**Exercise**
Can all of these lines be returned exactly?

## begin The records

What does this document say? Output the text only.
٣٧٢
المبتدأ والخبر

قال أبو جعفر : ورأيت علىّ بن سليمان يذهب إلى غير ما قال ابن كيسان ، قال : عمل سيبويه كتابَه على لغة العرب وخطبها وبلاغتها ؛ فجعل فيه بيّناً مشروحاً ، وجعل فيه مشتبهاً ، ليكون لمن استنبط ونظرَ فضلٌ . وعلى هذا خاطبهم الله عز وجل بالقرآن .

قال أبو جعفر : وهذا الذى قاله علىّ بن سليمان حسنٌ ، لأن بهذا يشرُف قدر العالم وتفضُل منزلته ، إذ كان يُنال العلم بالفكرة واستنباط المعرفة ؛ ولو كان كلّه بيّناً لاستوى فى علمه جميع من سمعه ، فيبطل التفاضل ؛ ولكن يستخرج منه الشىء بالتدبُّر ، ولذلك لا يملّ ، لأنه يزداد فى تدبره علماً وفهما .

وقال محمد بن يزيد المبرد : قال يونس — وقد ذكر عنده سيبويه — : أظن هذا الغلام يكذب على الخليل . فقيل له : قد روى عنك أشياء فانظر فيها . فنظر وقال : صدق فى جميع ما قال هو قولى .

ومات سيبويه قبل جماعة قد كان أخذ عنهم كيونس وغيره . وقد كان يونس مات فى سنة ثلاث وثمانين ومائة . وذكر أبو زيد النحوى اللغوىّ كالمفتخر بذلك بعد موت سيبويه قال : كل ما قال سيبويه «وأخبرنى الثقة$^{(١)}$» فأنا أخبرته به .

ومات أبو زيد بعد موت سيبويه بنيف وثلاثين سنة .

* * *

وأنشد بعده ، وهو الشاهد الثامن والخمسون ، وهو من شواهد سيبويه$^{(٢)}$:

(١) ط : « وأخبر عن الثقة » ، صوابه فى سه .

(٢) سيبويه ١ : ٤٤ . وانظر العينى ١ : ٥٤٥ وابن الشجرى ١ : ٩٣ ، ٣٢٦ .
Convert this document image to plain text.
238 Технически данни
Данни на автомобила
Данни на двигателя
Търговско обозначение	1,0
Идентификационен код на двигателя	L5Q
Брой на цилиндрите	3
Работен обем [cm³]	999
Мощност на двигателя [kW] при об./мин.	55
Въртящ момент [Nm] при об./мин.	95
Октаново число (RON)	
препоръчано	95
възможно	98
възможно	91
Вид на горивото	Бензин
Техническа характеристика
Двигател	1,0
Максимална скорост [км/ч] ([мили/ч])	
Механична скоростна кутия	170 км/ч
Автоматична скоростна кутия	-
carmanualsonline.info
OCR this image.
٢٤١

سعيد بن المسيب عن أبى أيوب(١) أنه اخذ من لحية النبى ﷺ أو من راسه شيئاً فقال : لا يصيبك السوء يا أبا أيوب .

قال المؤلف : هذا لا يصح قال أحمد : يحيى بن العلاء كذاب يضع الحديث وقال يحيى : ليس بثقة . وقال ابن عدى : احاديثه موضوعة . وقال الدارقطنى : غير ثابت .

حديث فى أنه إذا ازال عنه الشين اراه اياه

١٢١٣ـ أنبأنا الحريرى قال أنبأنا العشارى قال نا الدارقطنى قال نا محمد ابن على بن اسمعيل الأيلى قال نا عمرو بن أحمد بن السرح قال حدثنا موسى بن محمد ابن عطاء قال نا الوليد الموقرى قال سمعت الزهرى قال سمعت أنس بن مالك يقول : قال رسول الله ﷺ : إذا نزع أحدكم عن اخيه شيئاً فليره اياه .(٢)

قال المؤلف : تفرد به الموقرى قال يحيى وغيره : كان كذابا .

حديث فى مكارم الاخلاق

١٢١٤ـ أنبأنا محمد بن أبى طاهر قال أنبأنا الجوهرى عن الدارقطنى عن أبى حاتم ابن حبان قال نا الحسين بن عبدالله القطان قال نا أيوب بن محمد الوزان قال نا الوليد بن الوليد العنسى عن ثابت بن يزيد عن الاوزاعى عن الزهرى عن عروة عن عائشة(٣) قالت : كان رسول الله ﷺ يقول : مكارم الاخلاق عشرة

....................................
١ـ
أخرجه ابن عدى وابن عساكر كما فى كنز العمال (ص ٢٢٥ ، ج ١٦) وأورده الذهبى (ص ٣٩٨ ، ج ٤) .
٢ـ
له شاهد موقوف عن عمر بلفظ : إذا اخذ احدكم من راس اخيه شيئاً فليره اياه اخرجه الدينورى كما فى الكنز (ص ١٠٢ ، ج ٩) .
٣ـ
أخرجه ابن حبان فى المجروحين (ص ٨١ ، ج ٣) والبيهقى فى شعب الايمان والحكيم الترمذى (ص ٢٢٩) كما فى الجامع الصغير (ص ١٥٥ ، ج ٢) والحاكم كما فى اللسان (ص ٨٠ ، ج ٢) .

## end The records

**Answer**
What does this document say? Output the text only.
٣٧٢
المبتدأ والخبر

قال أبو جعفر : ورأيت علىّ بن سليمان يذهب إلى غير ما قال ابن كيسان ، قال : عمل سيبويه كتابَه على لغة العرب وخطبها وبلاغتها ؛ فجعل فيه بيّناً مشروحاً ، وجعل فيه مشتبهاً ، ليكون لمن استنبط ونظرَ فضلٌ . وعلى هذا خاطبهم الله عز وجل بالقرآن .

قال أبو جعفر : وهذا الذى قاله علىّ بن سليمان حسنٌ ، لأن بهذا يشرُف قدر العالم وتفضُل منزلته ، إذ كان يُنال العلم بالفكرة واستنباط المعرفة ؛ ولو كان كلّه بيّناً لاستوى فى علمه جميع من سمعه ، فيبطل التفاضل ؛ ولكن يستخرج منه الشىء بالتدبُّر ، ولذلك لا يملّ ، لأنه يزداد فى تدبره علماً وفهما .

وقال محمد بن يزيد المبرد : قال يونس — وقد ذكر عنده سيبويه — : أظن هذا الغلام يكذب على الخليل . فقيل له : قد روى عنك أشياء فانظر فيها . فنظر وقال : صدق فى جميع ما قال هو قولى .

ومات سيبويه قبل جماعة قد كان أخذ عنهم كيونس وغيره . وقد كان يونس مات فى سنة ثلاث وثمانين ومائة . وذكر أبو زيد النحوى اللغوىّ كالمفتخر بذلك بعد موت سيبويه قال : كل ما قال سيبويه «وأخبرنى الثقة$^{(١)}$» فأنا أخبرته به .

ومات أبو زيد بعد موت سيبويه بنيف وثلاثين سنة .

* * *

وأنشد بعده ، وهو الشاهد الثامن والخمسون ، وهو من شواهد سيبويه$^{(٢)}$:

(١) ط : « وأخبر عن الثقة » ، صوابه فى سه .

(٢) سيبويه ١ : ٤٤ . وانظر العينى ١ : ٥٤٥ وابن الشجرى ١ : ٩٣ ، ٣٢٦ .
Convert this document image to plain text.
238 Технически данни
Данни на автомобила
Данни на двигателя
Търговско обозначение	1,0
Идентификационен код на двигателя	L5Q
Брой на цилиндрите	3
Работен обем [cm³]	999
Мощност на двигателя [kW] при об./мин.	55
Въртящ момент [Nm] при об./мин.	95
Октаново число (RON)	
препоръчано	95
възможно	98
възможно	91
Вид на горивото	Бензин
Техническа характеристика
Двигател	1,0
Максимална скорост [км/ч] ([мили/ч])	
Механична скоростна кутия	170 км/ч
Автоматична скоростна кутия	-
carmanualsonline.info
OCR this image.
٢٤١

سعيد بن المسيب عن أبى أيوب(١) أنه اخذ من لحية النبى ﷺ أو من راسه شيئاً فقال : لا يصيبك السوء يا أبا أيوب .

قال المؤلف : هذا لا يصح قال أحمد : يحيى بن العلاء كذاب يضع الحديث وقال يحيى : ليس بثقة . وقال ابن عدى : احاديثه موضوعة . وقال الدارقطنى : غير ثابت .

حديث فى أنه إذا ازال عنه الشين اراه اياه

١٢١٣ـ أنبأنا الحريرى قال أنبأنا العشارى قال نا الدارقطنى قال نا محمد ابن على بن اسمعيل الأيلى قال نا عمرو بن أحمد بن السرح قال حدثنا موسى بن محمد ابن عطاء قال نا الوليد الموقرى قال سمعت الزهرى قال سمعت أنس بن مالك يقول : قال رسول الله ﷺ : إذا نزع أحدكم عن اخيه شيئاً فليره اياه .(٢)

قال المؤلف : تفرد به الموقرى قال يحيى وغيره : كان كذابا .

حديث فى مكارم الاخلاق

١٢١٤ـ أنبأنا محمد بن أبى طاهر قال أنبأنا الجوهرى عن الدارقطنى عن أبى حاتم ابن حبان قال نا الحسين بن عبدالله القطان قال نا أيوب بن محمد الوزان قال نا الوليد بن الوليد العنسى عن ثابت بن يزيد عن الاوزاعى عن الزهرى عن عروة عن عائشة(٣) قالت : كان رسول الله ﷺ يقول : مكارم الاخلاق عشرة

....................................
١ـ
أخرجه ابن عدى وابن عساكر كما فى كنز العمال (ص ٢٢٥ ، ج ١٦) وأورده الذهبى (ص ٣٩٨ ، ج ٤) .
٢ـ
له شاهد موقوف عن عمر بلفظ : إذا اخذ احدكم من راس اخيه شيئاً فليره اياه اخرجه الدينورى كما فى الكنز (ص ١٠٢ ، ج ٩) .
٣ـ
أخرجه ابن حبان فى المجروحين (ص ٨١ ، ج ٣) والبيهقى فى شعب الايمان والحكيم الترمذى (ص ٢٢٩) كما فى الجامع الصغير (ص ١٥٥ ، ج ٢) والحاكم كما فى اللسان (ص ٨٠ ، ج ٢) .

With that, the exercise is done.